__Data for the task__.
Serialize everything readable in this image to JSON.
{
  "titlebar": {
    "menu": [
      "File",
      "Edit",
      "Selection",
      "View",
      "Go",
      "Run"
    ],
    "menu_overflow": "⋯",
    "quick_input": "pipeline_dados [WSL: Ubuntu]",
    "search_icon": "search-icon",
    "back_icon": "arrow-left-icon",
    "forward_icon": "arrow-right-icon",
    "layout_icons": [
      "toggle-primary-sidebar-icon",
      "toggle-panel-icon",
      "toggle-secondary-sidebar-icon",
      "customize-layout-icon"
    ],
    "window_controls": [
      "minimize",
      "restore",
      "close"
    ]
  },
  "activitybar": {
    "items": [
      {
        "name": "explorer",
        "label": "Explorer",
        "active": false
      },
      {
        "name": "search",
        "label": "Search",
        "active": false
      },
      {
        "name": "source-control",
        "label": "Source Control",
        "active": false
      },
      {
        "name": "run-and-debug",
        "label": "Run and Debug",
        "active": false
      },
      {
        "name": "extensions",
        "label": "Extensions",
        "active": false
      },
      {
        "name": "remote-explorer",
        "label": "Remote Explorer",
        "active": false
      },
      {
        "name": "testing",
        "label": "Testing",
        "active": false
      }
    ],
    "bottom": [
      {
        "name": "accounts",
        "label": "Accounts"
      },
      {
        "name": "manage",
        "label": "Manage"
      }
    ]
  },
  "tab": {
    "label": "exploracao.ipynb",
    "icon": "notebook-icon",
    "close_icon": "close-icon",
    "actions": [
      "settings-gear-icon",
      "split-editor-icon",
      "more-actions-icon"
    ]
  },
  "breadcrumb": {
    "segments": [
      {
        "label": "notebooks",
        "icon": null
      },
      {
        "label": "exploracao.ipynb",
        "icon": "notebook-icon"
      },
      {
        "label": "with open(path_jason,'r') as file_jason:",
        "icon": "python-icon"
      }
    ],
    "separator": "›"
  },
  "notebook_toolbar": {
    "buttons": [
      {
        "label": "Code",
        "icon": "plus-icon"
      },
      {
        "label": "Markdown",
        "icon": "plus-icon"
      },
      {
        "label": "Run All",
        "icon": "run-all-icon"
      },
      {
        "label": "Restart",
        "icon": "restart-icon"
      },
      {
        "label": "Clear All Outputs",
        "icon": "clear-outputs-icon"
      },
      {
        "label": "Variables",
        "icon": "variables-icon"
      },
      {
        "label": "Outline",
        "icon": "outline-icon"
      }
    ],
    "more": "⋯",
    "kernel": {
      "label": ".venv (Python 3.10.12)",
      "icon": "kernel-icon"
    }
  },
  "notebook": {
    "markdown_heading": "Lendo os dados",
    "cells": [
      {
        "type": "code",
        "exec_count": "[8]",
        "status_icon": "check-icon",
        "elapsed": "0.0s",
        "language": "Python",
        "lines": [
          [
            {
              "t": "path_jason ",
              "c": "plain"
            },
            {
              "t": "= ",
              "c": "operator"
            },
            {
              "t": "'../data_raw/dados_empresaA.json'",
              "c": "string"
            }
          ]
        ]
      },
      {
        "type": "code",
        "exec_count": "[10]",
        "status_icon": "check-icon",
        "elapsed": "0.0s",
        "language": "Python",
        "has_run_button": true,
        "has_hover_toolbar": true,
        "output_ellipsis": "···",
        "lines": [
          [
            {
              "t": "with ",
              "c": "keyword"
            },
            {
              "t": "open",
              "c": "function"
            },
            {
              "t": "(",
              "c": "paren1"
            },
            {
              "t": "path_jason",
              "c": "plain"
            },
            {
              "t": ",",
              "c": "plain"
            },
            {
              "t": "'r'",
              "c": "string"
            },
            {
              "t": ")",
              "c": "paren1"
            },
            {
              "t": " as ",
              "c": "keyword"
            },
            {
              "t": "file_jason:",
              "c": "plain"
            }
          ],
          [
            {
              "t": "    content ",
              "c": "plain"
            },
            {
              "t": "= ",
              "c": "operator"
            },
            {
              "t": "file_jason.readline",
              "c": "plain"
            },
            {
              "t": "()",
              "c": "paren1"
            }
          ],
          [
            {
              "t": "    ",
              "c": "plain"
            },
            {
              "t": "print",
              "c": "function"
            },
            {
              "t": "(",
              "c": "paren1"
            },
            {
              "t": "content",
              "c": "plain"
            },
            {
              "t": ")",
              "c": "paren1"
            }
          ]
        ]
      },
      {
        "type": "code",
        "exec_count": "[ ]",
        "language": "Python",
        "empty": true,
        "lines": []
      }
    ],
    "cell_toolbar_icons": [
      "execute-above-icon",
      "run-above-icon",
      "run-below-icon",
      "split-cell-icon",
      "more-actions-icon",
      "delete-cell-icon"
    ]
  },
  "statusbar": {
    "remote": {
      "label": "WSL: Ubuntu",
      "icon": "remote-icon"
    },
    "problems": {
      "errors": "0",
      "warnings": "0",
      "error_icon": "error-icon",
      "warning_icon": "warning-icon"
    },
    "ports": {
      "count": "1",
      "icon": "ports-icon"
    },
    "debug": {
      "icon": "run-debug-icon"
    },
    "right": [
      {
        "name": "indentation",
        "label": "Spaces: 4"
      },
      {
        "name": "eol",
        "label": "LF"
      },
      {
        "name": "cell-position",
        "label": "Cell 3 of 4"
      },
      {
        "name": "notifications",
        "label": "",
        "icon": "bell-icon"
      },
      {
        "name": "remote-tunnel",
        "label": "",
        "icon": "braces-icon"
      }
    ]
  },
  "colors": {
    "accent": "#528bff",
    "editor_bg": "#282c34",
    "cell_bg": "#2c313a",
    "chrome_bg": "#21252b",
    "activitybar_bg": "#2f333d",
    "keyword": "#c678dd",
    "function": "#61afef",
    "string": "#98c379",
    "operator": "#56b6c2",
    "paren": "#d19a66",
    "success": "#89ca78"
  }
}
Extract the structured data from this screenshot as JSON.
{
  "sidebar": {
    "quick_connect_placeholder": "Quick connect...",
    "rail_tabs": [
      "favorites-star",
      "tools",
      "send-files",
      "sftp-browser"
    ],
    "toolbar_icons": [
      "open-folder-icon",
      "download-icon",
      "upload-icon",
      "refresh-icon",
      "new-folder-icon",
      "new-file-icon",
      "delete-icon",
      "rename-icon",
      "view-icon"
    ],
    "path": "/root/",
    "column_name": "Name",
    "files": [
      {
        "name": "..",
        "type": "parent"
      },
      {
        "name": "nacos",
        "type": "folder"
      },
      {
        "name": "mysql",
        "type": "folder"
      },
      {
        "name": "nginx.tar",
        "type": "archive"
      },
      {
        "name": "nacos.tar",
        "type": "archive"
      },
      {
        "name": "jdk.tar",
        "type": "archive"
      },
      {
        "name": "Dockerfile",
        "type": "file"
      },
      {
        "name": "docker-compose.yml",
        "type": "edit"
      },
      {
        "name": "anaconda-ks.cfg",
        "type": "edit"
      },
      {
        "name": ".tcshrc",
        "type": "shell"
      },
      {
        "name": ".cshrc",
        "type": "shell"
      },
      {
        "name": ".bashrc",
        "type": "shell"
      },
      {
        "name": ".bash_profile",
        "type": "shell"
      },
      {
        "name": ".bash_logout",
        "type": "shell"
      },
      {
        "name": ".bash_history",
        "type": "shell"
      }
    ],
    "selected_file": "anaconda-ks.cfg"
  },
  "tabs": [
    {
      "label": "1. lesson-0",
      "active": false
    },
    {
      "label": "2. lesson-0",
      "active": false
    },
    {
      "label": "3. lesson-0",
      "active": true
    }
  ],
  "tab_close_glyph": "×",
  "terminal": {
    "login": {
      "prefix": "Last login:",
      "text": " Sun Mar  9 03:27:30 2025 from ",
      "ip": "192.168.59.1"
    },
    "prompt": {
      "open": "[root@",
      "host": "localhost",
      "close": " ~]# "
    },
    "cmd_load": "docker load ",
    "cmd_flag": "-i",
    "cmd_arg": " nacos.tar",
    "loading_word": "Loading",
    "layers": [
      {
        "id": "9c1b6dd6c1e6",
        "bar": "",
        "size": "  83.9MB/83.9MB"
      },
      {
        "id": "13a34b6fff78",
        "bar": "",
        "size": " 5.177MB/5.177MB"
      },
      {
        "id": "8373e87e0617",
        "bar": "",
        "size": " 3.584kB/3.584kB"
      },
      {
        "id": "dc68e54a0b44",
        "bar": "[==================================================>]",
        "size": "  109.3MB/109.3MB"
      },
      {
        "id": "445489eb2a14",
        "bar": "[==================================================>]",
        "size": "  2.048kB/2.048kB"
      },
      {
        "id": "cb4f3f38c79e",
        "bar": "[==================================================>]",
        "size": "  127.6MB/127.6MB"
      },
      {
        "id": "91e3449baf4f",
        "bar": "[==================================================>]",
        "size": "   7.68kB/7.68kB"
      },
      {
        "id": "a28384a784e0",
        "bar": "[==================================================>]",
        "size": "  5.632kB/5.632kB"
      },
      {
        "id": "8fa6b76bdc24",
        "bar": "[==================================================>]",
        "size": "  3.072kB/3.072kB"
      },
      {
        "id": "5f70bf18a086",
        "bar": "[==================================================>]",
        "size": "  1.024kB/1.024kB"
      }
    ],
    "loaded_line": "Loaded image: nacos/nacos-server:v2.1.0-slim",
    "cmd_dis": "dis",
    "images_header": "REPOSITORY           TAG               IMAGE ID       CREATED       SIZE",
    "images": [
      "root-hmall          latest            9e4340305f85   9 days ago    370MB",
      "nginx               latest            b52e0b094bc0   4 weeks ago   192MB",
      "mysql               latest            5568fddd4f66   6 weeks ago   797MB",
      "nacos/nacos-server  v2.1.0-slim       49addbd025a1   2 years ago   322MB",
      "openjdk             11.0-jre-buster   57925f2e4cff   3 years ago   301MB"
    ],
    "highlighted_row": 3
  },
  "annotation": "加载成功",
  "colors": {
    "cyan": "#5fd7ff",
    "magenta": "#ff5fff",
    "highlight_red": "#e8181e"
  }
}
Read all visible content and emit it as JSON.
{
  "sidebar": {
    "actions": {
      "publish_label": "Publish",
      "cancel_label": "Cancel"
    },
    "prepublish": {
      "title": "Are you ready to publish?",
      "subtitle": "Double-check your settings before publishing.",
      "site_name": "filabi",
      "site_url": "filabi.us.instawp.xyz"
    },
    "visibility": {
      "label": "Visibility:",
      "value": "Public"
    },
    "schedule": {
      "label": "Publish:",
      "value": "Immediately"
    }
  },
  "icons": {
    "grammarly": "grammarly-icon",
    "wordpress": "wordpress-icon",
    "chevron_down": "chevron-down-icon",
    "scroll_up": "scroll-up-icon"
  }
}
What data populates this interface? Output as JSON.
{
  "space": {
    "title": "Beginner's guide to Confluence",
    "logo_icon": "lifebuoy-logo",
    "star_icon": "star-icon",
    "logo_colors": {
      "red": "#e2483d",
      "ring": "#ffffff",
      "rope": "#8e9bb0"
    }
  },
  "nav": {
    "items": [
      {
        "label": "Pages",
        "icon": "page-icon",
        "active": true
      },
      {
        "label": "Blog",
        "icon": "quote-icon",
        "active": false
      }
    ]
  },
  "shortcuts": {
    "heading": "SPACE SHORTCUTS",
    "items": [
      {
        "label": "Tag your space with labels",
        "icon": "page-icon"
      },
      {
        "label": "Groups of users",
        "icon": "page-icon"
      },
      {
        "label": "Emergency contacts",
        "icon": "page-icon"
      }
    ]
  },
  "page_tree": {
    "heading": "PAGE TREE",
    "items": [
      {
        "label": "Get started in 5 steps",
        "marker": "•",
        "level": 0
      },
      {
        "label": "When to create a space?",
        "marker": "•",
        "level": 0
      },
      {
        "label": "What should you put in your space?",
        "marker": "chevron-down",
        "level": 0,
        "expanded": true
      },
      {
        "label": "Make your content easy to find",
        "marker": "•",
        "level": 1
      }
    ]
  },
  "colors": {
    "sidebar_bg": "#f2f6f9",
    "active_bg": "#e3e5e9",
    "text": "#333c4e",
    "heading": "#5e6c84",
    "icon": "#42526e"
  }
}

__What is needed__.
Say how many lines in the records hold "root", with the number as the whole reply.

__Response for this exercise__.
3